**Work to be completed:** Work through the material below and count the lines holding the word "ylabel"; give that count and nothing more.

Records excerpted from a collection
**********

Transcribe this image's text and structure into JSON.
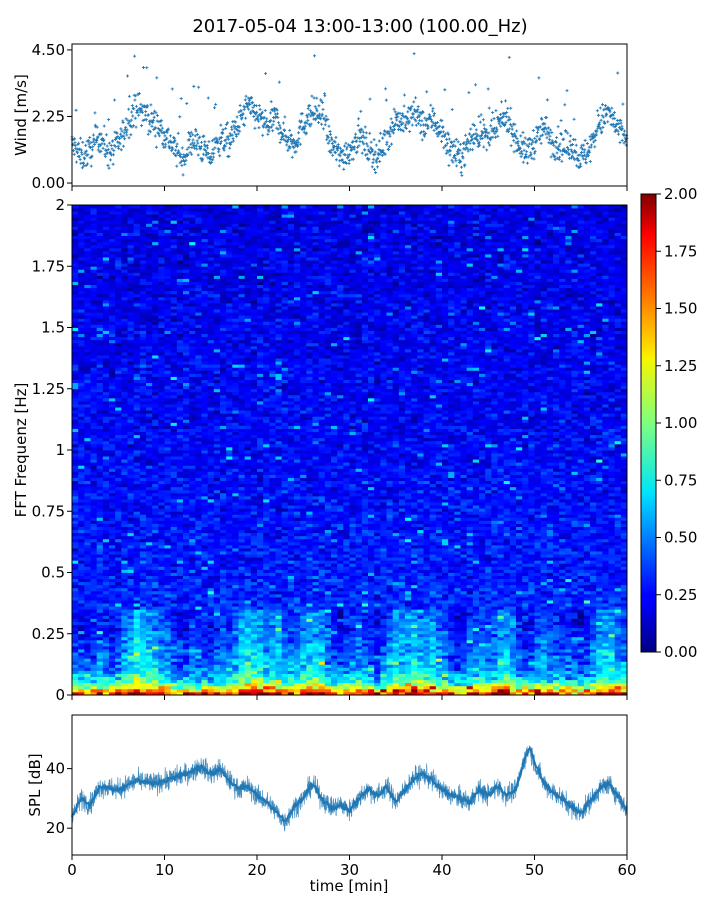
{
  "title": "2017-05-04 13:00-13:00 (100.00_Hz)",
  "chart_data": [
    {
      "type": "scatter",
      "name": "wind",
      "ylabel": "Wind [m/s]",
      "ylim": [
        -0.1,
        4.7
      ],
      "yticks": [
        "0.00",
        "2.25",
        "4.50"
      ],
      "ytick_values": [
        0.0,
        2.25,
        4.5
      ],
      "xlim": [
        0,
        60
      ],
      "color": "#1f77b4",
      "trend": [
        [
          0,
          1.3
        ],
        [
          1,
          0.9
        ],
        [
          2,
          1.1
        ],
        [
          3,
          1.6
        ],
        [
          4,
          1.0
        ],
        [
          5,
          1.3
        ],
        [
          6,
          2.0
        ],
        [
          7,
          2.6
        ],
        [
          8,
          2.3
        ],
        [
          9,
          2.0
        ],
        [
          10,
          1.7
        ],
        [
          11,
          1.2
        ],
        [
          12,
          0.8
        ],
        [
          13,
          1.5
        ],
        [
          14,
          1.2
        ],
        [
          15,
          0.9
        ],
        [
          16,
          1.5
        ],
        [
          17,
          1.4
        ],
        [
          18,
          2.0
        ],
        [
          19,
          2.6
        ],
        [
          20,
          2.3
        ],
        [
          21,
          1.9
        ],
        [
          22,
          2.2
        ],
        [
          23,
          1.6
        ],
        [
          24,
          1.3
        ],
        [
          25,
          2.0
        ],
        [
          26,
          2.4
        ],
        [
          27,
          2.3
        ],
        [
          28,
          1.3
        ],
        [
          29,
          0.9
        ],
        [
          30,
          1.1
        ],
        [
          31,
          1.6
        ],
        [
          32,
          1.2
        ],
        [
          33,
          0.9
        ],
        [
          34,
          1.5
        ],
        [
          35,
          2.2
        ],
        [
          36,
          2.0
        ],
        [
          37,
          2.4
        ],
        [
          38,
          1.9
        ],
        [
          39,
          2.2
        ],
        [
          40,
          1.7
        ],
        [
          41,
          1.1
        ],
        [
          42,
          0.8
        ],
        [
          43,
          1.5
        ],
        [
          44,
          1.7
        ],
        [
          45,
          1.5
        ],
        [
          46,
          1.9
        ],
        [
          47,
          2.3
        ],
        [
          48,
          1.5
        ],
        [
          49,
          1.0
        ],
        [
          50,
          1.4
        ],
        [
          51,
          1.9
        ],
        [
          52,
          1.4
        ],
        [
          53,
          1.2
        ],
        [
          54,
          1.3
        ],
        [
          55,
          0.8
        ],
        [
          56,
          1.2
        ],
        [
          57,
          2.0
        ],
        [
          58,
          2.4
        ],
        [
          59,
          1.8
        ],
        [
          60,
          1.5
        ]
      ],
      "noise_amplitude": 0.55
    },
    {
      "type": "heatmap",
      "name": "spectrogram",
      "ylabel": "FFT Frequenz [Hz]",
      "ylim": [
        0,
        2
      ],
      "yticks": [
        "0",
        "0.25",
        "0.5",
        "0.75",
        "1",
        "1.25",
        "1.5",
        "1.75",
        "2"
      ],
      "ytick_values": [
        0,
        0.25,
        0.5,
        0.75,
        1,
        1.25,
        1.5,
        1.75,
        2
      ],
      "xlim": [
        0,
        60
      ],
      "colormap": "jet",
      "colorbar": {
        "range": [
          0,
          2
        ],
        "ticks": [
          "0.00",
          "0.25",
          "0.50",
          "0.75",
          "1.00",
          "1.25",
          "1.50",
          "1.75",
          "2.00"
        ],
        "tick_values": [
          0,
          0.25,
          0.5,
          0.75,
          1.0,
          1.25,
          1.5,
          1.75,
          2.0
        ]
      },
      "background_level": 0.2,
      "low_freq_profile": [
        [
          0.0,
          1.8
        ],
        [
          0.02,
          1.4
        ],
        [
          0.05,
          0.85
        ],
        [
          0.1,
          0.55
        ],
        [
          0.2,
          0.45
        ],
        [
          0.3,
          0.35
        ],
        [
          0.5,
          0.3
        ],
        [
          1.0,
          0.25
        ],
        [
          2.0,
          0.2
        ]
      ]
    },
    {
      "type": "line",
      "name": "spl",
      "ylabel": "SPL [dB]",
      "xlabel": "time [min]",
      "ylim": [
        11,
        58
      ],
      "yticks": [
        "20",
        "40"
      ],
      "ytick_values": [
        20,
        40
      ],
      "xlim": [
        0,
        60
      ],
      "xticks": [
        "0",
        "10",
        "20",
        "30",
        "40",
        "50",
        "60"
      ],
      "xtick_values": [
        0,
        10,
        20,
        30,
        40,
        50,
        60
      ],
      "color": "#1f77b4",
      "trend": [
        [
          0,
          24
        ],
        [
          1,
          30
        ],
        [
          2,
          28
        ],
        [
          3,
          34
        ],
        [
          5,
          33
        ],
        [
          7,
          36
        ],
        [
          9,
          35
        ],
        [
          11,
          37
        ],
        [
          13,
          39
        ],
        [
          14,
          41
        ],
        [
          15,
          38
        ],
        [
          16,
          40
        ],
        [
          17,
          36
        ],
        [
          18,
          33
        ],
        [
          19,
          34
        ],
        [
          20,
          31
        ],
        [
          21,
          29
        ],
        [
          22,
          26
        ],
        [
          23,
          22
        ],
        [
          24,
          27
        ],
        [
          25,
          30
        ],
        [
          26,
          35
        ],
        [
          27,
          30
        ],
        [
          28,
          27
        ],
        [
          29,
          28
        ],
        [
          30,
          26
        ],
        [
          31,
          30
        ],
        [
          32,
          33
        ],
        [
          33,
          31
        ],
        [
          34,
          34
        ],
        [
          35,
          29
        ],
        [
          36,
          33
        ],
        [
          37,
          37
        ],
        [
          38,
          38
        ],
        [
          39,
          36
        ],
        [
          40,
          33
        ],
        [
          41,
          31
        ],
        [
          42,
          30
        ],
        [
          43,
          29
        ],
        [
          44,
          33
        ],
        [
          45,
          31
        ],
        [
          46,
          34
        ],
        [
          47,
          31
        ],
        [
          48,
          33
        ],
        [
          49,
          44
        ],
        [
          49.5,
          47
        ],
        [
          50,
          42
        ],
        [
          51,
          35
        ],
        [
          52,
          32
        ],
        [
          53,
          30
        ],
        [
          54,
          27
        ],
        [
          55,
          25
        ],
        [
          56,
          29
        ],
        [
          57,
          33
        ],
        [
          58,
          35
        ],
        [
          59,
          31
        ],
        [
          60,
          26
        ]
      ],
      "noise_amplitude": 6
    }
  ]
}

**********

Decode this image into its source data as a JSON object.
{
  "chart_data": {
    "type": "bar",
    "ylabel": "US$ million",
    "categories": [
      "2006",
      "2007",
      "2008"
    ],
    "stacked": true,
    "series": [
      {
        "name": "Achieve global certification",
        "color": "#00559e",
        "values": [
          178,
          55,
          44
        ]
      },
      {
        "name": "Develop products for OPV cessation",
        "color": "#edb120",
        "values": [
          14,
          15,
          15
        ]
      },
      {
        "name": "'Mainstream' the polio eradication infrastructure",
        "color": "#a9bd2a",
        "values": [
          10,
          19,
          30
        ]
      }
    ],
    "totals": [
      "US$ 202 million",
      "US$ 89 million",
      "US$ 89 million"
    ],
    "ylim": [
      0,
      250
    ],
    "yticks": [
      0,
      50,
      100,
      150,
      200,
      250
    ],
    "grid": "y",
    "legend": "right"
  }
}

**********

**Result below:** 4